(Items listed in a dataset)
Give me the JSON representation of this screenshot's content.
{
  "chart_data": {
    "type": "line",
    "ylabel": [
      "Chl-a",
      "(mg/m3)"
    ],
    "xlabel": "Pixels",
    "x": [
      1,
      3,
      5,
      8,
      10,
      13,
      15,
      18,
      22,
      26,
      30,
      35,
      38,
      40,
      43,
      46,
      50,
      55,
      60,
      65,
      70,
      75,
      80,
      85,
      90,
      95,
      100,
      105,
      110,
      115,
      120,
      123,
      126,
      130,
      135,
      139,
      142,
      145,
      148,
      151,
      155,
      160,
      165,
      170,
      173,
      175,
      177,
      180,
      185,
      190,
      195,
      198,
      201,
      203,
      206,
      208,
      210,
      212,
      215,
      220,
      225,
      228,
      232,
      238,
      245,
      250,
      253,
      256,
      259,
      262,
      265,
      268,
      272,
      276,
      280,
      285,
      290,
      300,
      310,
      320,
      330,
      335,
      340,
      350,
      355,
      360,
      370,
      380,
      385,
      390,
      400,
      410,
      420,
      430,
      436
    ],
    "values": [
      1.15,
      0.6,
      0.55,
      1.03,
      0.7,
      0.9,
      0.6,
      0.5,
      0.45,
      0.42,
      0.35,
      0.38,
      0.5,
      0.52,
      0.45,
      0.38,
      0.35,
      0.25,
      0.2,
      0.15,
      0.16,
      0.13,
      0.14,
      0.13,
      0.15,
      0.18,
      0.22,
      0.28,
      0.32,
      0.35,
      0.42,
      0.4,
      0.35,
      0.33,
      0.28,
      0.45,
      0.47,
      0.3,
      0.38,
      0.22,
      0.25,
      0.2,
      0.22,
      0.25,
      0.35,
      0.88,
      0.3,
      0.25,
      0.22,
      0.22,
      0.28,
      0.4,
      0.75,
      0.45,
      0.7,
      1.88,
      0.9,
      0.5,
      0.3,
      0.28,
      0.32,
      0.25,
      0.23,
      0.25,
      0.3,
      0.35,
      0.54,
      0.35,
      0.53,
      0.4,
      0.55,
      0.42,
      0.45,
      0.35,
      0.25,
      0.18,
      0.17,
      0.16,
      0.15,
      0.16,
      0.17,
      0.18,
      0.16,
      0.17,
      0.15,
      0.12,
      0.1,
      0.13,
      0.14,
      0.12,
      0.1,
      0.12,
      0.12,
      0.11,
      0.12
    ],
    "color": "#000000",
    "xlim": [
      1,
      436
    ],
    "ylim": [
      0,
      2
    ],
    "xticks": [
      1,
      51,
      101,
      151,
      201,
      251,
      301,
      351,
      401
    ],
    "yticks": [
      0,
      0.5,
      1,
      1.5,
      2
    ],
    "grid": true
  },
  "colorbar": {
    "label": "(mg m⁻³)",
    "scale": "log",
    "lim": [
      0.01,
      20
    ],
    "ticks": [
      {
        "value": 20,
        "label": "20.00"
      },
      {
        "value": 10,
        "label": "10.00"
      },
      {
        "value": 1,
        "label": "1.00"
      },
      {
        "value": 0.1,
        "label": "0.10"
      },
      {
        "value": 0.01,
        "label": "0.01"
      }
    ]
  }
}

__Task requirements__. Repeat each record in full; every line must match exactly.

__Right answer__.
Give me the JSON representation of this screenshot's content.
{
  "chart_data": {
    "type": "line",
    "ylabel": [
      "Chl-a",
      "(mg/m3)"
    ],
    "xlabel": "Pixels",
    "x": [
      1,
      3,
      5,
      8,
      10,
      13,
      15,
      18,
      22,
      26,
      30,
      35,
      38,
      40,
      43,
      46,
      50,
      55,
      60,
      65,
      70,
      75,
      80,
      85,
      90,
      95,
      100,
      105,
      110,
      115,
      120,
      123,
      126,
      130,
      135,
      139,
      142,
      145,
      148,
      151,
      155,
      160,
      165,
      170,
      173,
      175,
      177,
      180,
      185,
      190,
      195,
      198,
      201,
      203,
      206,
      208,
      210,
      212,
      215,
      220,
      225,
      228,
      232,
      238,
      245,
      250,
      253,
      256,
      259,
      262,
      265,
      268,
      272,
      276,
      280,
      285,
      290,
      300,
      310,
      320,
      330,
      335,
      340,
      350,
      355,
      360,
      370,
      380,
      385,
      390,
      400,
      410,
      420,
      430,
      436
    ],
    "values": [
      1.15,
      0.6,
      0.55,
      1.03,
      0.7,
      0.9,
      0.6,
      0.5,
      0.45,
      0.42,
      0.35,
      0.38,
      0.5,
      0.52,
      0.45,
      0.38,
      0.35,
      0.25,
      0.2,
      0.15,
      0.16,
      0.13,
      0.14,
      0.13,
      0.15,
      0.18,
      0.22,
      0.28,
      0.32,
      0.35,
      0.42,
      0.4,
      0.35,
      0.33,
      0.28,
      0.45,
      0.47,
      0.3,
      0.38,
      0.22,
      0.25,
      0.2,
      0.22,
      0.25,
      0.35,
      0.88,
      0.3,
      0.25,
      0.22,
      0.22,
      0.28,
      0.4,
      0.75,
      0.45,
      0.7,
      1.88,
      0.9,
      0.5,
      0.3,
      0.28,
      0.32,
      0.25,
      0.23,
      0.25,
      0.3,
      0.35,
      0.54,
      0.35,
      0.53,
      0.4,
      0.55,
      0.42,
      0.45,
      0.35,
      0.25,
      0.18,
      0.17,
      0.16,
      0.15,
      0.16,
      0.17,
      0.18,
      0.16,
      0.17,
      0.15,
      0.12,
      0.1,
      0.13,
      0.14,
      0.12,
      0.1,
      0.12,
      0.12,
      0.11,
      0.12
    ],
    "color": "#000000",
    "xlim": [
      1,
      436
    ],
    "ylim": [
      0,
      2
    ],
    "xticks": [
      1,
      51,
      101,
      151,
      201,
      251,
      301,
      351,
      401
    ],
    "yticks": [
      0,
      0.5,
      1,
      1.5,
      2
    ],
    "grid": true
  },
  "colorbar": {
    "label": "(mg m⁻³)",
    "scale": "log",
    "lim": [
      0.01,
      20
    ],
    "ticks": [
      {
        "value": 20,
        "label": "20.00"
      },
      {
        "value": 10,
        "label": "10.00"
      },
      {
        "value": 1,
        "label": "1.00"
      },
      {
        "value": 0.1,
        "label": "0.10"
      },
      {
        "value": 0.01,
        "label": "0.01"
      }
    ]
  }
}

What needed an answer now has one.